Problem details →
Copy all records verbatim.
-------------------------
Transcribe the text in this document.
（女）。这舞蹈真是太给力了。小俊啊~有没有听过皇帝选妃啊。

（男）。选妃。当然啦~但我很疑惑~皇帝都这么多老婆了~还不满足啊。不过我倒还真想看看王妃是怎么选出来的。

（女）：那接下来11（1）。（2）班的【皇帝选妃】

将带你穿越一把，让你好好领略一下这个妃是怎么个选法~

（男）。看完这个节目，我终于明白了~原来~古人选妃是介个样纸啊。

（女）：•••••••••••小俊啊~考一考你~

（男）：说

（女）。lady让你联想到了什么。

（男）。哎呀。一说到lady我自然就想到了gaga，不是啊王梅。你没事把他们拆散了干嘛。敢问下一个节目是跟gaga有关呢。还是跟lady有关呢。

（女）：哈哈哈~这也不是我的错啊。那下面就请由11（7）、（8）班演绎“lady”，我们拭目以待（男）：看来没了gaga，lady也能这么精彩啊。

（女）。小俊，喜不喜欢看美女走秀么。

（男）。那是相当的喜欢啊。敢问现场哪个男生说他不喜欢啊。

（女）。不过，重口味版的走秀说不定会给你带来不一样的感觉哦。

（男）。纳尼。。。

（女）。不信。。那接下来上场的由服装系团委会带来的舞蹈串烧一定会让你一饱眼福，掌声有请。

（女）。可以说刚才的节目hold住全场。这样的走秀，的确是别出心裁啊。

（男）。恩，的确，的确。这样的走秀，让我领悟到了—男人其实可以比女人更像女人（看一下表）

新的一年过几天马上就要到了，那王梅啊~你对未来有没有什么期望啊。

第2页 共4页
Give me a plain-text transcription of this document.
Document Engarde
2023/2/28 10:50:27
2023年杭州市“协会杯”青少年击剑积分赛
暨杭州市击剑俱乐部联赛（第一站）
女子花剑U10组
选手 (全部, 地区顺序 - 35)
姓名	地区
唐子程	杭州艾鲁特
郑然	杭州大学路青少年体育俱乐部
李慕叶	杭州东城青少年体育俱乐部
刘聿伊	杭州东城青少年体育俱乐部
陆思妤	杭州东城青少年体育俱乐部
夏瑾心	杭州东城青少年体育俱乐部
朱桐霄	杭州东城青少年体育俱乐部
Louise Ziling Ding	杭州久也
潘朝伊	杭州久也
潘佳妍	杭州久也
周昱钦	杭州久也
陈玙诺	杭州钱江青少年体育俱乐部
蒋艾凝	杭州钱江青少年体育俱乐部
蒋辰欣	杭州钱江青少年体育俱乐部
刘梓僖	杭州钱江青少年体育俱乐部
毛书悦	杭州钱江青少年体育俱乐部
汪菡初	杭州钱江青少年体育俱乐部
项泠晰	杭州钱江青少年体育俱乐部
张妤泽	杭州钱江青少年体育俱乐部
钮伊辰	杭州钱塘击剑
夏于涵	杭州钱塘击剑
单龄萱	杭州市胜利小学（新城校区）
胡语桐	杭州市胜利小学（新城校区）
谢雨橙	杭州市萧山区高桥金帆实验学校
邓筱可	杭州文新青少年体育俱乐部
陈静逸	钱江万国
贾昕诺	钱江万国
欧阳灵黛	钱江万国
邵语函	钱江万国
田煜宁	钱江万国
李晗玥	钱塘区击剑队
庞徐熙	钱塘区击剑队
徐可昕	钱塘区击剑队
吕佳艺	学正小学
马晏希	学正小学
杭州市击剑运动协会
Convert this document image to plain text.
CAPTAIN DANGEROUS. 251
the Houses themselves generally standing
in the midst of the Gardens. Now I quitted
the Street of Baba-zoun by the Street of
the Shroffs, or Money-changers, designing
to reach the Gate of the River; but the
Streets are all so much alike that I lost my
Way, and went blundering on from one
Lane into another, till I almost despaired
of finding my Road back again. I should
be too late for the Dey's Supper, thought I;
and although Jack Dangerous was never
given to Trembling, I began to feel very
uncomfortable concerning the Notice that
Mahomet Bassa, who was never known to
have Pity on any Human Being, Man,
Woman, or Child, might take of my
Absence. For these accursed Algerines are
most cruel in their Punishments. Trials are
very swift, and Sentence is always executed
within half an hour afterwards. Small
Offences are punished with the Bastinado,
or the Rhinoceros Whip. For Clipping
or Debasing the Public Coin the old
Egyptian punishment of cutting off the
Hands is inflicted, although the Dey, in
-------------------------
Full solution →
Transcribe the text in this document.
（女）。这舞蹈真是太给力了。小俊啊~有没有听过皇帝选妃啊。

（男）。选妃。当然啦~但我很疑惑~皇帝都这么多老婆了~还不满足啊。不过我倒还真想看看王妃是怎么选出来的。

（女）：那接下来11（1）。（2）班的【皇帝选妃】

将带你穿越一把，让你好好领略一下这个妃是怎么个选法~

（男）。看完这个节目，我终于明白了~原来~古人选妃是介个样纸啊。

（女）：•••••••••••小俊啊~考一考你~

（男）：说

（女）。lady让你联想到了什么。

（男）。哎呀。一说到lady我自然就想到了gaga，不是啊王梅。你没事把他们拆散了干嘛。敢问下一个节目是跟gaga有关呢。还是跟lady有关呢。

（女）：哈哈哈~这也不是我的错啊。那下面就请由11（7）、（8）班演绎“lady”，我们拭目以待（男）：看来没了gaga，lady也能这么精彩啊。

（女）。小俊，喜不喜欢看美女走秀么。

（男）。那是相当的喜欢啊。敢问现场哪个男生说他不喜欢啊。

（女）。不过，重口味版的走秀说不定会给你带来不一样的感觉哦。

（男）。纳尼。。。

（女）。不信。。那接下来上场的由服装系团委会带来的舞蹈串烧一定会让你一饱眼福，掌声有请。

（女）。可以说刚才的节目hold住全场。这样的走秀，的确是别出心裁啊。

（男）。恩，的确，的确。这样的走秀，让我领悟到了—男人其实可以比女人更像女人（看一下表）

新的一年过几天马上就要到了，那王梅啊~你对未来有没有什么期望啊。

第2页 共4页
Give me a plain-text transcription of this document.
Document Engarde
2023/2/28 10:50:27
2023年杭州市“协会杯”青少年击剑积分赛
暨杭州市击剑俱乐部联赛（第一站）
女子花剑U10组
选手 (全部, 地区顺序 - 35)
姓名	地区
唐子程	杭州艾鲁特
郑然	杭州大学路青少年体育俱乐部
李慕叶	杭州东城青少年体育俱乐部
刘聿伊	杭州东城青少年体育俱乐部
陆思妤	杭州东城青少年体育俱乐部
夏瑾心	杭州东城青少年体育俱乐部
朱桐霄	杭州东城青少年体育俱乐部
Louise Ziling Ding	杭州久也
潘朝伊	杭州久也
潘佳妍	杭州久也
周昱钦	杭州久也
陈玙诺	杭州钱江青少年体育俱乐部
蒋艾凝	杭州钱江青少年体育俱乐部
蒋辰欣	杭州钱江青少年体育俱乐部
刘梓僖	杭州钱江青少年体育俱乐部
毛书悦	杭州钱江青少年体育俱乐部
汪菡初	杭州钱江青少年体育俱乐部
项泠晰	杭州钱江青少年体育俱乐部
张妤泽	杭州钱江青少年体育俱乐部
钮伊辰	杭州钱塘击剑
夏于涵	杭州钱塘击剑
单龄萱	杭州市胜利小学（新城校区）
胡语桐	杭州市胜利小学（新城校区）
谢雨橙	杭州市萧山区高桥金帆实验学校
邓筱可	杭州文新青少年体育俱乐部
陈静逸	钱江万国
贾昕诺	钱江万国
欧阳灵黛	钱江万国
邵语函	钱江万国
田煜宁	钱江万国
李晗玥	钱塘区击剑队
庞徐熙	钱塘区击剑队
徐可昕	钱塘区击剑队
吕佳艺	学正小学
马晏希	学正小学
杭州市击剑运动协会
Convert this document image to plain text.
CAPTAIN DANGEROUS. 251
the Houses themselves generally standing
in the midst of the Gardens. Now I quitted
the Street of Baba-zoun by the Street of
the Shroffs, or Money-changers, designing
to reach the Gate of the River; but the
Streets are all so much alike that I lost my
Way, and went blundering on from one
Lane into another, till I almost despaired
of finding my Road back again. I should
be too late for the Dey's Supper, thought I;
and although Jack Dangerous was never
given to Trembling, I began to feel very
uncomfortable concerning the Notice that
Mahomet Bassa, who was never known to
have Pity on any Human Being, Man,
Woman, or Child, might take of my
Absence. For these accursed Algerines are
most cruel in their Punishments. Trials are
very swift, and Sentence is always executed
within half an hour afterwards. Small
Offences are punished with the Bastinado,
or the Rhinoceros Whip. For Clipping
or Debasing the Public Coin the old
Egyptian punishment of cutting off the
Hands is inflicted, although the Dey, in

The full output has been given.